[Begin PROVIDED RECORDS]
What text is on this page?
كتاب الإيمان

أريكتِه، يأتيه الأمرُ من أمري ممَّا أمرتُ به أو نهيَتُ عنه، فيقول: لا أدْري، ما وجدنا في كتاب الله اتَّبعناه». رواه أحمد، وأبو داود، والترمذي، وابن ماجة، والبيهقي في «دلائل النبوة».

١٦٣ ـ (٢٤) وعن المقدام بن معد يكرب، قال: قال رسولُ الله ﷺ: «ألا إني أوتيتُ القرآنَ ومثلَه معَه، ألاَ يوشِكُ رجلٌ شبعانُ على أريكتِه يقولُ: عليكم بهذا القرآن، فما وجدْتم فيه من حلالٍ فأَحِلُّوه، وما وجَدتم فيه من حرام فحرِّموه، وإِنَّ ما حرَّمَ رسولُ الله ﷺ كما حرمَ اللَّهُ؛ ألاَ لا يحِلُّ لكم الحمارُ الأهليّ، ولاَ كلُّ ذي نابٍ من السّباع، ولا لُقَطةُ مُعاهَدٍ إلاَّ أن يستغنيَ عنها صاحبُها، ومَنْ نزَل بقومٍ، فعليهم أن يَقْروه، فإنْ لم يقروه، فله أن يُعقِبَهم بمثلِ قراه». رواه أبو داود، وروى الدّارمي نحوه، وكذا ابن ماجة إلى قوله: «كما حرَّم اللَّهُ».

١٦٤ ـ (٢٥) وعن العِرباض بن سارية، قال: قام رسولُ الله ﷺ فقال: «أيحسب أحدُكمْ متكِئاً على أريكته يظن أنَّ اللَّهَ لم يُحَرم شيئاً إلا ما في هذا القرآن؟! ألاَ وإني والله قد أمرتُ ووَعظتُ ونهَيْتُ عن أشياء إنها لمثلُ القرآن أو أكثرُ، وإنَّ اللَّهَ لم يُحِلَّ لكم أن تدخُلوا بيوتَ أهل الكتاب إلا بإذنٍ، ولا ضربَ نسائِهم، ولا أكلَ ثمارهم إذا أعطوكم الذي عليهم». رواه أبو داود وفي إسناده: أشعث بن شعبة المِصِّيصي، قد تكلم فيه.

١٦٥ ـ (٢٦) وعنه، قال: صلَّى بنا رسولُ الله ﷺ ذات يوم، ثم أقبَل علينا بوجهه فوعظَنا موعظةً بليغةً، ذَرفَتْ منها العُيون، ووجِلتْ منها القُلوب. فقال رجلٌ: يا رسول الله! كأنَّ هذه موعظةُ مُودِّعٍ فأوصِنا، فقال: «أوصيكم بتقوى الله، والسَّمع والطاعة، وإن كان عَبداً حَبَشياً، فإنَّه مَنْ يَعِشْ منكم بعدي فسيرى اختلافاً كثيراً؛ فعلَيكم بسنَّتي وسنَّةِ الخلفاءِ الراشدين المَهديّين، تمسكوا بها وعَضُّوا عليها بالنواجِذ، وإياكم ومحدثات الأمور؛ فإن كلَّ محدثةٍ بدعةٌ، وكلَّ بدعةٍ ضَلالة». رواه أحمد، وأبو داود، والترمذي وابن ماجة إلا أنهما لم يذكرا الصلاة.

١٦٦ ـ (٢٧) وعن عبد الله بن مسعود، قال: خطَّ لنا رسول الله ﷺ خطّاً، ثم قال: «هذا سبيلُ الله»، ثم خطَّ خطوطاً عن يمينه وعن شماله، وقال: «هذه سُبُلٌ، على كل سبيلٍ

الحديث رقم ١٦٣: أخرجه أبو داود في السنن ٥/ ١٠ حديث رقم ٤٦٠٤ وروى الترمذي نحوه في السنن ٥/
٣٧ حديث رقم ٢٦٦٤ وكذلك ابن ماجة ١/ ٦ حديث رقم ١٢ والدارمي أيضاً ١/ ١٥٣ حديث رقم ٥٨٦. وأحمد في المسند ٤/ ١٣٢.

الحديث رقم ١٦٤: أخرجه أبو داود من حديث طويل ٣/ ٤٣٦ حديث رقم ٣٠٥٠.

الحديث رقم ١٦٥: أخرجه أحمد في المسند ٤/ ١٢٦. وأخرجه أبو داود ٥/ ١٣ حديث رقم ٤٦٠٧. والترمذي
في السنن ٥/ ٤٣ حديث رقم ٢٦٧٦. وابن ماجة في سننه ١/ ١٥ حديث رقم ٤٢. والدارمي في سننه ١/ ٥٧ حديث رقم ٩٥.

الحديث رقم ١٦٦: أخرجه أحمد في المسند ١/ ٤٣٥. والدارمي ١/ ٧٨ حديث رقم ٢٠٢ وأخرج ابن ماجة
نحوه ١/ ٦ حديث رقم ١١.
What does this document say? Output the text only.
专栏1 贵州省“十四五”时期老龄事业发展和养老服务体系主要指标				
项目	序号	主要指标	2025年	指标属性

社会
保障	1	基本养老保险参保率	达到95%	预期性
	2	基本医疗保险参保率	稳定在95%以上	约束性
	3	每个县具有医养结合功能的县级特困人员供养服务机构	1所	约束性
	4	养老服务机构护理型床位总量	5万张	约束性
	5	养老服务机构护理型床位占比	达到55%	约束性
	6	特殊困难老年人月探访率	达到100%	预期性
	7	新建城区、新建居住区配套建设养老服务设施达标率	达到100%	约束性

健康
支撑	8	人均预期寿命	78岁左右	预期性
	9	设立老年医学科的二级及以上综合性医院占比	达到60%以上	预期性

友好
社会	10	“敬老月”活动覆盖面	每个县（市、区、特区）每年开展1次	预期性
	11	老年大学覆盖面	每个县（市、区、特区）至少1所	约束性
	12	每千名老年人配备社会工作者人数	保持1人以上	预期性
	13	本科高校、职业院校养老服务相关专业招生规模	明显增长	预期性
[End PROVIDED RECORDS]
(SHORT TASK): From the preceding material, extract every line exactly.

(RESPONSE TO THE TASK):
What text is on this page?
كتاب الإيمان

أريكتِه، يأتيه الأمرُ من أمري ممَّا أمرتُ به أو نهيَتُ عنه، فيقول: لا أدْري، ما وجدنا في كتاب الله اتَّبعناه». رواه أحمد، وأبو داود، والترمذي، وابن ماجة، والبيهقي في «دلائل النبوة».

١٦٣ ـ (٢٤) وعن المقدام بن معد يكرب، قال: قال رسولُ الله ﷺ: «ألا إني أوتيتُ القرآنَ ومثلَه معَه، ألاَ يوشِكُ رجلٌ شبعانُ على أريكتِه يقولُ: عليكم بهذا القرآن، فما وجدْتم فيه من حلالٍ فأَحِلُّوه، وما وجَدتم فيه من حرام فحرِّموه، وإِنَّ ما حرَّمَ رسولُ الله ﷺ كما حرمَ اللَّهُ؛ ألاَ لا يحِلُّ لكم الحمارُ الأهليّ، ولاَ كلُّ ذي نابٍ من السّباع، ولا لُقَطةُ مُعاهَدٍ إلاَّ أن يستغنيَ عنها صاحبُها، ومَنْ نزَل بقومٍ، فعليهم أن يَقْروه، فإنْ لم يقروه، فله أن يُعقِبَهم بمثلِ قراه». رواه أبو داود، وروى الدّارمي نحوه، وكذا ابن ماجة إلى قوله: «كما حرَّم اللَّهُ».

١٦٤ ـ (٢٥) وعن العِرباض بن سارية، قال: قام رسولُ الله ﷺ فقال: «أيحسب أحدُكمْ متكِئاً على أريكته يظن أنَّ اللَّهَ لم يُحَرم شيئاً إلا ما في هذا القرآن؟! ألاَ وإني والله قد أمرتُ ووَعظتُ ونهَيْتُ عن أشياء إنها لمثلُ القرآن أو أكثرُ، وإنَّ اللَّهَ لم يُحِلَّ لكم أن تدخُلوا بيوتَ أهل الكتاب إلا بإذنٍ، ولا ضربَ نسائِهم، ولا أكلَ ثمارهم إذا أعطوكم الذي عليهم». رواه أبو داود وفي إسناده: أشعث بن شعبة المِصِّيصي، قد تكلم فيه.

١٦٥ ـ (٢٦) وعنه، قال: صلَّى بنا رسولُ الله ﷺ ذات يوم، ثم أقبَل علينا بوجهه فوعظَنا موعظةً بليغةً، ذَرفَتْ منها العُيون، ووجِلتْ منها القُلوب. فقال رجلٌ: يا رسول الله! كأنَّ هذه موعظةُ مُودِّعٍ فأوصِنا، فقال: «أوصيكم بتقوى الله، والسَّمع والطاعة، وإن كان عَبداً حَبَشياً، فإنَّه مَنْ يَعِشْ منكم بعدي فسيرى اختلافاً كثيراً؛ فعلَيكم بسنَّتي وسنَّةِ الخلفاءِ الراشدين المَهديّين، تمسكوا بها وعَضُّوا عليها بالنواجِذ، وإياكم ومحدثات الأمور؛ فإن كلَّ محدثةٍ بدعةٌ، وكلَّ بدعةٍ ضَلالة». رواه أحمد، وأبو داود، والترمذي وابن ماجة إلا أنهما لم يذكرا الصلاة.

١٦٦ ـ (٢٧) وعن عبد الله بن مسعود، قال: خطَّ لنا رسول الله ﷺ خطّاً، ثم قال: «هذا سبيلُ الله»، ثم خطَّ خطوطاً عن يمينه وعن شماله، وقال: «هذه سُبُلٌ، على كل سبيلٍ

الحديث رقم ١٦٣: أخرجه أبو داود في السنن ٥/ ١٠ حديث رقم ٤٦٠٤ وروى الترمذي نحوه في السنن ٥/
٣٧ حديث رقم ٢٦٦٤ وكذلك ابن ماجة ١/ ٦ حديث رقم ١٢ والدارمي أيضاً ١/ ١٥٣ حديث رقم ٥٨٦. وأحمد في المسند ٤/ ١٣٢.

الحديث رقم ١٦٤: أخرجه أبو داود من حديث طويل ٣/ ٤٣٦ حديث رقم ٣٠٥٠.

الحديث رقم ١٦٥: أخرجه أحمد في المسند ٤/ ١٢٦. وأخرجه أبو داود ٥/ ١٣ حديث رقم ٤٦٠٧. والترمذي
في السنن ٥/ ٤٣ حديث رقم ٢٦٧٦. وابن ماجة في سننه ١/ ١٥ حديث رقم ٤٢. والدارمي في سننه ١/ ٥٧ حديث رقم ٩٥.

الحديث رقم ١٦٦: أخرجه أحمد في المسند ١/ ٤٣٥. والدارمي ١/ ٧٨ حديث رقم ٢٠٢ وأخرج ابن ماجة
نحوه ١/ ٦ حديث رقم ١١.
What does this document say? Output the text only.
专栏1 贵州省“十四五”时期老龄事业发展和养老服务体系主要指标				
项目	序号	主要指标	2025年	指标属性

社会
保障	1	基本养老保险参保率	达到95%	预期性
	2	基本医疗保险参保率	稳定在95%以上	约束性
	3	每个县具有医养结合功能的县级特困人员供养服务机构	1所	约束性
	4	养老服务机构护理型床位总量	5万张	约束性
	5	养老服务机构护理型床位占比	达到55%	约束性
	6	特殊困难老年人月探访率	达到100%	预期性
	7	新建城区、新建居住区配套建设养老服务设施达标率	达到100%	约束性

健康
支撑	8	人均预期寿命	78岁左右	预期性
	9	设立老年医学科的二级及以上综合性医院占比	达到60%以上	预期性

友好
社会	10	“敬老月”活动覆盖面	每个县（市、区、特区）每年开展1次	预期性
	11	老年大学覆盖面	每个县（市、区、特区）至少1所	约束性
	12	每千名老年人配备社会工作者人数	保持1人以上	预期性
	13	本科高校、职业院校养老服务相关专业招生规模	明显增长	预期性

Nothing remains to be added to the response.